(Dataset entries)
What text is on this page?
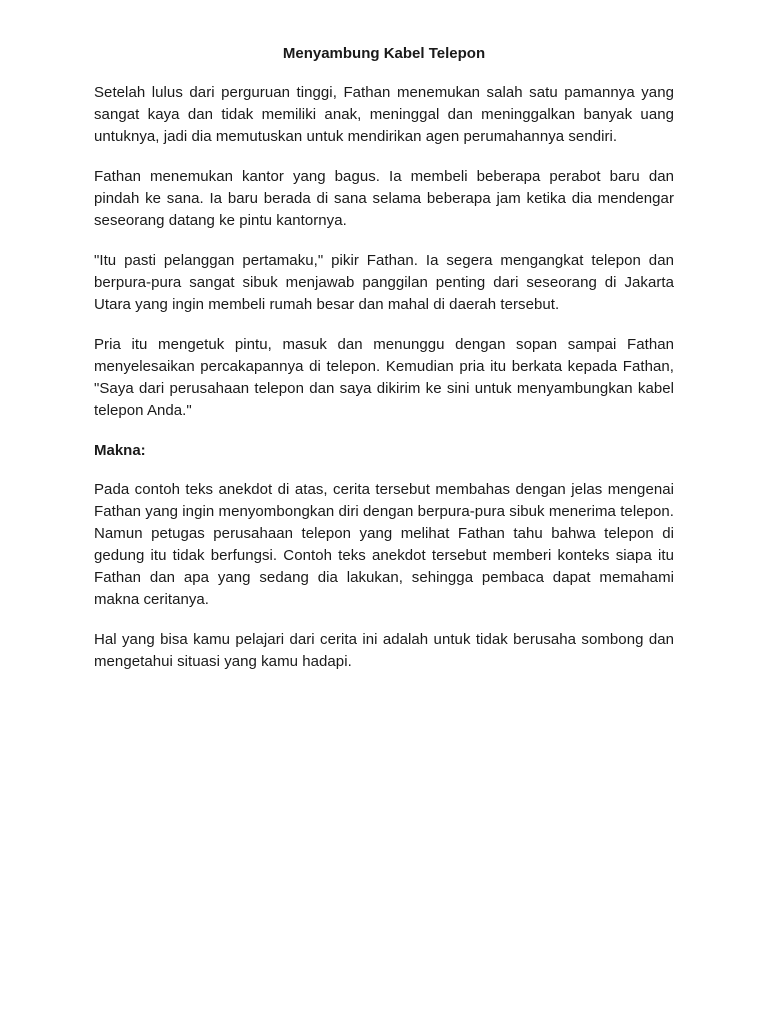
Menyambung Kabel Telepon

Setelah lulus dari perguruan tinggi, Fathan menemukan salah satu pamannya yang sangat kaya dan tidak memiliki anak, meninggal dan meninggalkan banyak uang untuknya, jadi dia memutuskan untuk mendirikan agen perumahannya sendiri.

Fathan menemukan kantor yang bagus. Ia membeli beberapa perabot baru dan pindah ke sana. Ia baru berada di sana selama beberapa jam ketika dia mendengar seseorang datang ke pintu kantornya.

"Itu pasti pelanggan pertamaku," pikir Fathan. Ia segera mengangkat telepon dan berpura-pura sangat sibuk menjawab panggilan penting dari seseorang di Jakarta Utara yang ingin membeli rumah besar dan mahal di daerah tersebut.

Pria itu mengetuk pintu, masuk dan menunggu dengan sopan sampai Fathan menyelesaikan percakapannya di telepon. Kemudian pria itu berkata kepada Fathan, "Saya dari perusahaan telepon dan saya dikirim ke sini untuk menyambungkan kabel telepon Anda."

Makna:

Pada contoh teks anekdot di atas, cerita tersebut membahas dengan jelas mengenai Fathan yang ingin menyombongkan diri dengan berpura-pura sibuk menerima telepon. Namun petugas perusahaan telepon yang melihat Fathan tahu bahwa telepon di gedung itu tidak berfungsi. Contoh teks anekdot tersebut memberi konteks siapa itu Fathan dan apa yang sedang dia lakukan, sehingga pembaca dapat memahami makna ceritanya.

Hal yang bisa kamu pelajari dari cerita ini adalah untuk tidak berusaha sombong dan mengetahui situasi yang kamu hadapi.
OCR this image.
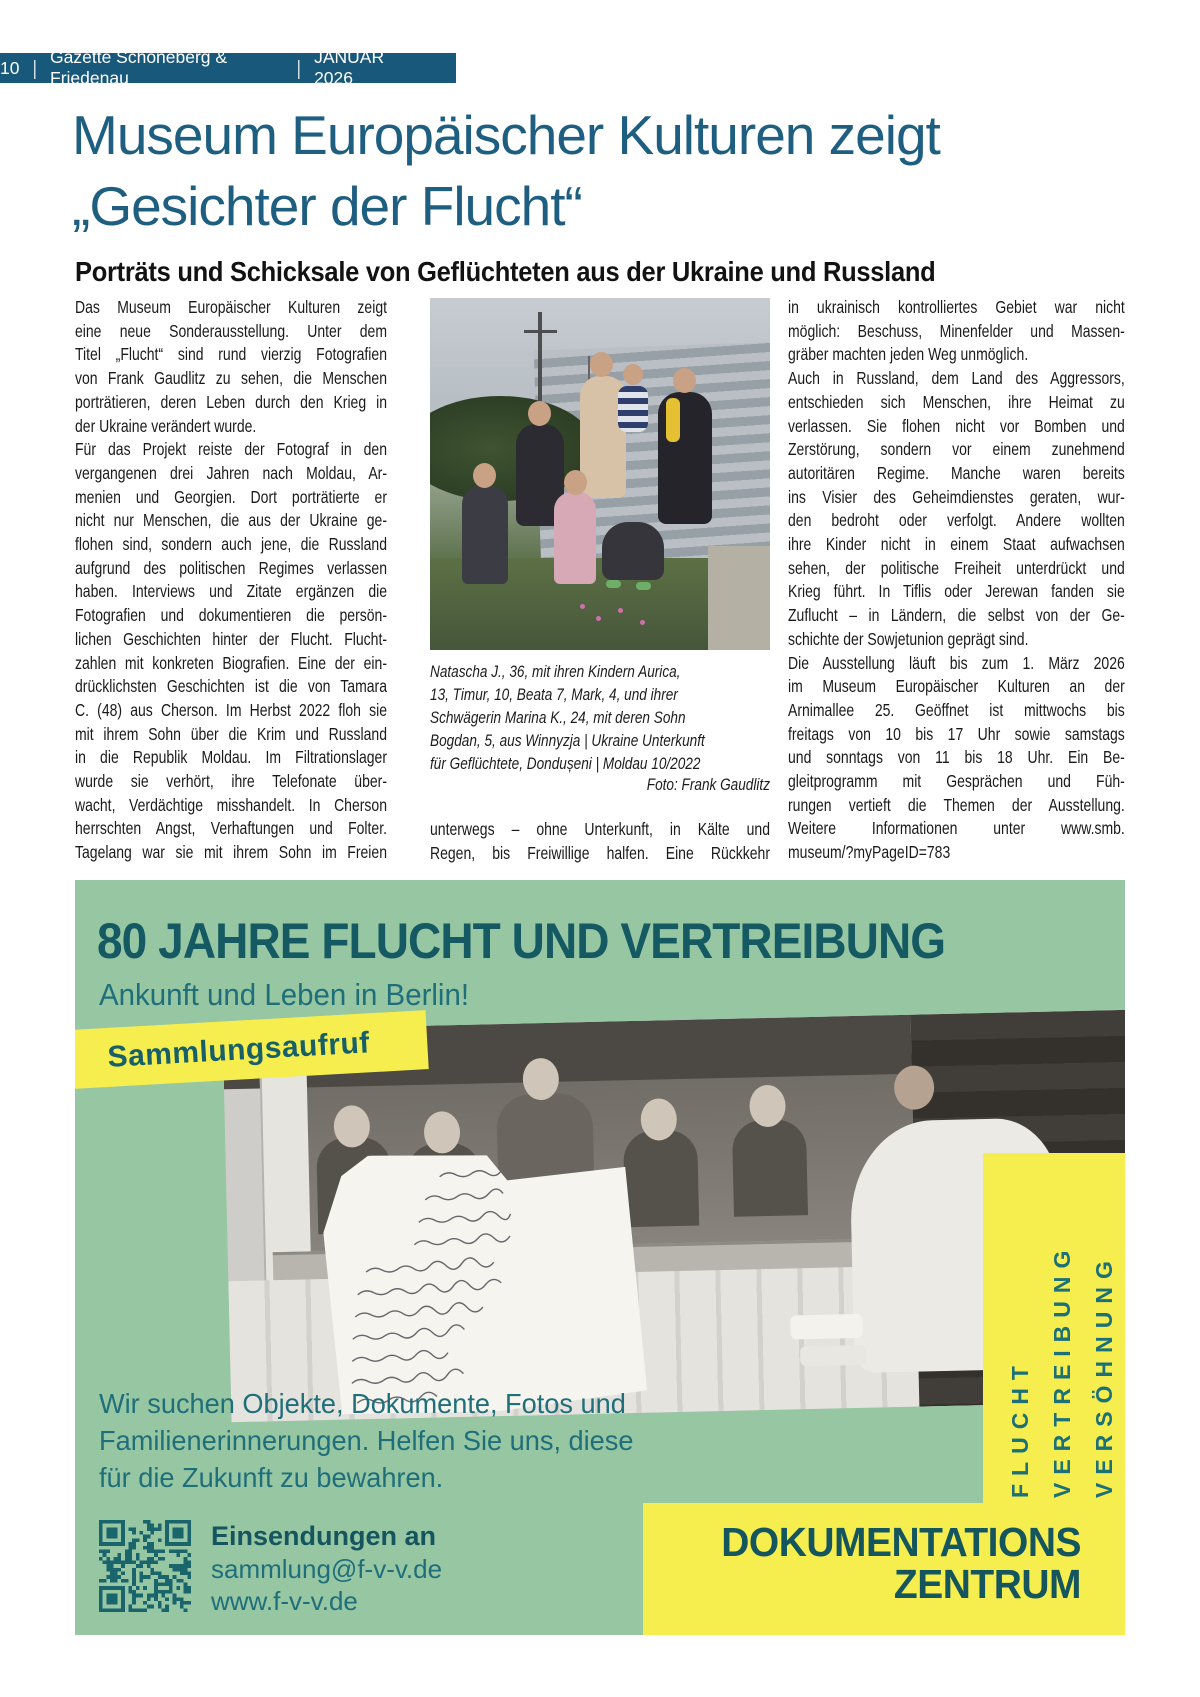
10 | Gazette Schöneberg & Friedenau	| JANUAR 2026
Museum Europäischer Kulturen zeigt
„Gesichter der Flucht“
Porträts und Schicksale von Geflüchteten aus der Ukraine und Russland
Das Museum Europäischer Kulturen zeigt
eine neue Sonderausstellung. Unter dem
Titel „Flucht“ sind rund vierzig Fotografien
von Frank Gaudlitz zu sehen, die Menschen
porträtieren, deren Leben durch den Krieg in
der Ukraine verändert wurde.
Für das Projekt reiste der Fotograf in den
vergangenen drei Jahren nach Moldau, Ar-
menien und Georgien. Dort porträtierte er
nicht nur Menschen, die aus der Ukraine ge-
flohen sind, sondern auch jene, die Russland
aufgrund des politischen Regimes verlassen
haben. Interviews und Zitate ergänzen die
Fotografien und dokumentieren die persön-
lichen Geschichten hinter der Flucht. Flucht-
zahlen mit konkreten Biografien. Eine der ein-
drücklichsten Geschichten ist die von Tamara
C. (48) aus Cherson. Im Herbst 2022 floh sie
mit ihrem Sohn über die Krim und Russland
in die Republik Moldau. Im Filtrationslager
wurde sie verhört, ihre Telefonate über-
wacht, Verdächtige misshandelt. In Cherson
herrschten Angst, Verhaftungen und Folter.
Tagelang war sie mit ihrem Sohn im Freien
Natascha J., 36, mit ihren Kindern Aurica,
13, Timur, 10, Beata 7, Mark, 4, und ihrer
Schwägerin Marina K., 24, mit deren Sohn
Bogdan, 5, aus Winnyzja | Ukraine Unterkunft
für Geflüchtete, Dondușeni | Moldau 10/2022
Foto: Frank Gaudlitz
unterwegs – ohne Unterkunft, in Kälte und
Regen, bis Freiwillige halfen. Eine Rückkehr
in ukrainisch kontrolliertes Gebiet war nicht
möglich: Beschuss, Minenfelder und Massen-
gräber machten jeden Weg unmöglich.
Auch in Russland, dem Land des Aggressors,
entschieden sich Menschen, ihre Heimat zu
verlassen. Sie flohen nicht vor Bomben und
Zerstörung, sondern vor einem zunehmend
autoritären Regime. Manche waren bereits
ins Visier des Geheimdienstes geraten, wur-
den bedroht oder verfolgt. Andere wollten
ihre Kinder nicht in einem Staat aufwachsen
sehen, der politische Freiheit unterdrückt und
Krieg führt. In Tiflis oder Jerewan fanden sie
Zuflucht – in Ländern, die selbst von der Ge-
schichte der Sowjetunion geprägt sind.
Die Ausstellung läuft bis zum 1. März 2026
im Museum Europäischer Kulturen an der
Arnimallee 25. Geöffnet ist mittwochs bis
freitags von 10 bis 17 Uhr sowie samstags
und sonntags von 11 bis 18 Uhr. Ein Be-
gleitprogramm mit Gesprächen und Füh-
rungen vertieft die Themen der Ausstellung.
Weitere Informationen unter www.smb.
museum/?myPageID=783
80 JAHRE FLUCHT UND VERTREIBUNG
Ankunft und Leben in Berlin!
Sammlungsaufruf
FLUCHT VERTREIBUNG VERSÖHNUNG
DOKUMENTATIONS
ZENTRUM
Wir suchen Objekte, Dokumente, Fotos und
Familienerinnerungen. Helfen Sie uns, diese
für die Zukunft zu bewahren.
Einsendungen an
sammlung@f-v-v.de
www.f-v-v.de
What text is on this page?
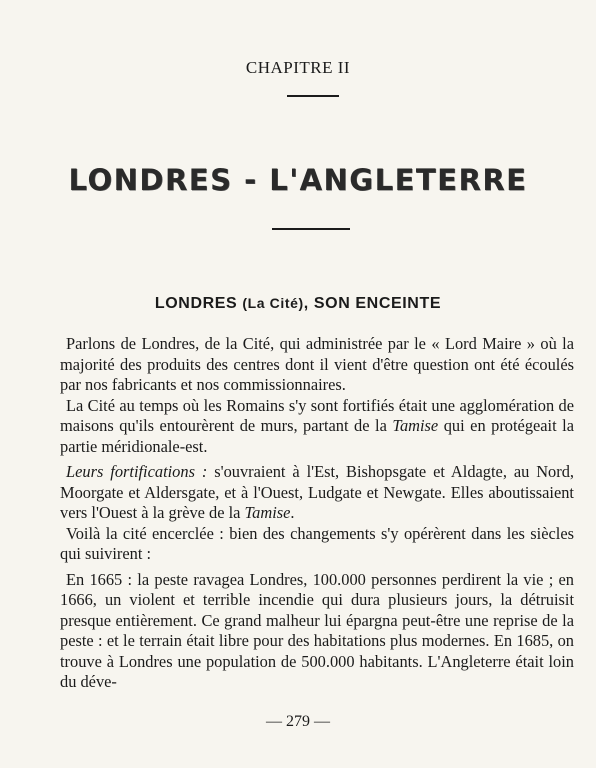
CHAPITRE II
LONDRES - L'ANGLETERRE
LONDRES (La Cité), SON ENCEINTE

Parlons de Londres, de la Cité, qui administrée par le « Lord Maire » où la majorité des produits des centres dont il vient d'être question ont été écoulés par nos fabricants et nos commissionnaires.

La Cité au temps où les Romains s'y sont fortifiés était une agglomération de maisons qu'ils entourèrent de murs, partant de la Tamise qui en protégeait la partie méridionale-est.

Leurs fortifications : s'ouvraient à l'Est, Bishopsgate et Aldagte, au Nord, Moorgate et Aldersgate, et à l'Ouest, Ludgate et Newgate. Elles aboutissaient vers l'Ouest à la grève de la Tamise.

Voilà la cité encerclée : bien des changements s'y opérèrent dans les siècles qui suivirent :

En 1665 : la peste ravagea Londres, 100.000 personnes perdirent la vie ; en 1666, un violent et terrible incendie qui dura plusieurs jours, la détruisit presque entièrement. Ce grand malheur lui épargna peut-être une reprise de la peste : et le terrain était libre pour des habitations plus modernes. En 1685, on trouve à Londres une population de 500.000 habitants. L'Angleterre était loin du déve-

— 279 —
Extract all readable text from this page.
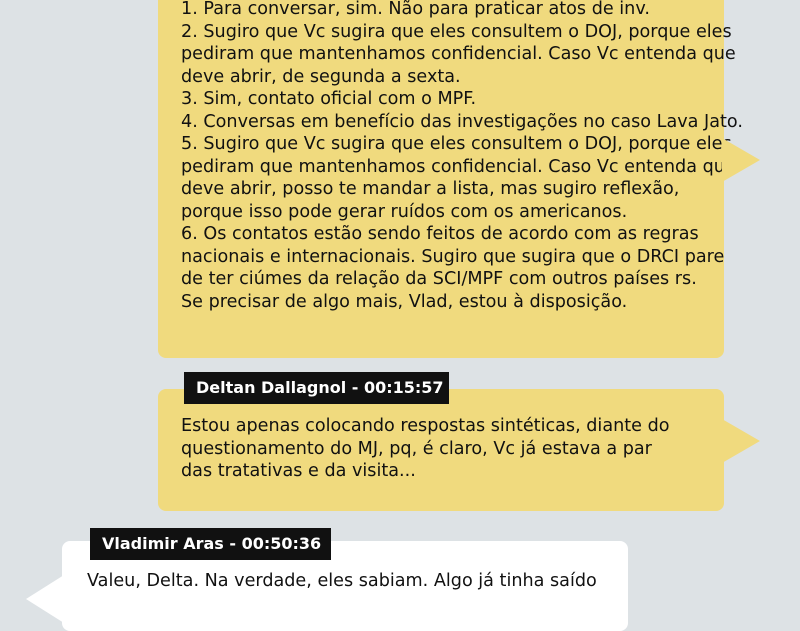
1. Para conversar, sim. Não para praticar atos de inv.
2. Sugiro que Vc sugira que eles consultem o DOJ, porque eles
pediram que mantenhamos confidencial. Caso Vc entenda que
deve abrir, de segunda a sexta.
3. Sim, contato oficial com o MPF.
4. Conversas em benefício das investigações no caso Lava Jato.
5. Sugiro que Vc sugira que eles consultem o DOJ, porque eles
pediram que mantenhamos confidencial. Caso Vc entenda que
deve abrir, posso te mandar a lista, mas sugiro reflexão,
porque isso pode gerar ruídos com os americanos.
6. Os contatos estão sendo feitos de acordo com as regras
nacionais e internacionais. Sugiro que sugira que o DRCI pare
de ter ciúmes da relação da SCI/MPF com outros países rs.
Se precisar de algo mais, Vlad, estou à disposição.
Estou apenas colocando respostas sintéticas, diante do
questionamento do MJ, pq, é claro, Vc já estava a par
das tratativas e da visita...
Deltan Dallagnol - 00:15:57
Valeu, Delta. Na verdade, eles sabiam. Algo já tinha saído
Vladimir Aras - 00:50:36
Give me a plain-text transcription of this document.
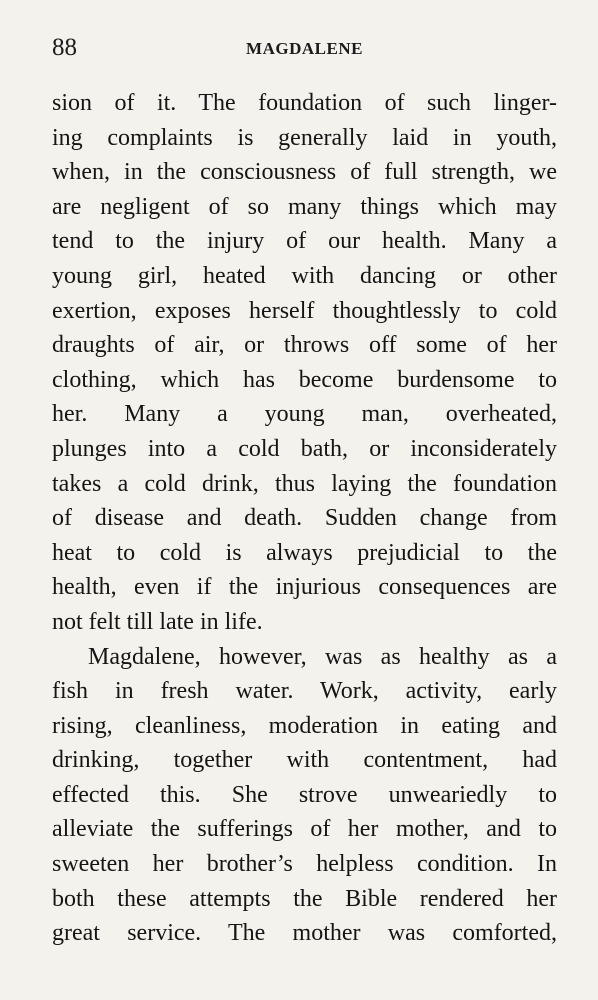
88	MAGDALENE
sion of it. The foundation of such linger-
ing complaints is generally laid in youth,
when, in the consciousness of full strength, we
are negligent of so many things which may
tend to the injury of our health. Many a
young girl, heated with dancing or other
exertion, exposes herself thoughtlessly to cold
draughts of air, or throws off some of her
clothing, which has become burdensome to
her. Many a young man, overheated,
plunges into a cold bath, or inconsiderately
takes a cold drink, thus laying the foundation
of disease and death. Sudden change from
heat to cold is always prejudicial to the
health, even if the injurious consequences are
not felt till late in life.
Magdalene, however, was as healthy as a
fish in fresh water. Work, activity, early
rising, cleanliness, moderation in eating and
drinking, together with contentment, had
effected this. She strove unweariedly to
alleviate the sufferings of her mother, and to
sweeten her brother’s helpless condition. In
both these attempts the Bible rendered her
great service. The mother was comforted,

• **PROBLEM TO SOLVE**: Copy out the lines in which the string "yang" appears.

• **TASK RESPONSE**:
Setelah lulus dari perguruan tinggi, Fathan menemukan salah satu pamannya yang sangat kaya dan tidak memiliki anak, meninggal dan meninggalkan banyak uang untuknya, jadi dia memutuskan untuk mendirikan agen perumahannya sendiri.
Fathan menemukan kantor yang bagus. Ia membeli beberapa perabot baru dan pindah ke sana. Ia baru berada di sana selama beberapa jam ketika dia mendengar seseorang datang ke pintu kantornya.
"Itu pasti pelanggan pertamaku," pikir Fathan. Ia segera mengangkat telepon dan berpura-pura sangat sibuk menjawab panggilan penting dari seseorang di Jakarta Utara yang ingin membeli rumah besar dan mahal di daerah tersebut.
Pada contoh teks anekdot di atas, cerita tersebut membahas dengan jelas mengenai Fathan yang ingin menyombongkan diri dengan berpura-pura sibuk menerima telepon. Namun petugas perusahaan telepon yang melihat Fathan tahu bahwa telepon di gedung itu tidak berfungsi. Contoh teks anekdot tersebut memberi konteks siapa itu Fathan dan apa yang sedang dia lakukan, sehingga pembaca dapat memahami makna ceritanya.
Hal yang bisa kamu pelajari dari cerita ini adalah untuk tidak berusaha sombong dan mengetahui situasi yang kamu hadapi.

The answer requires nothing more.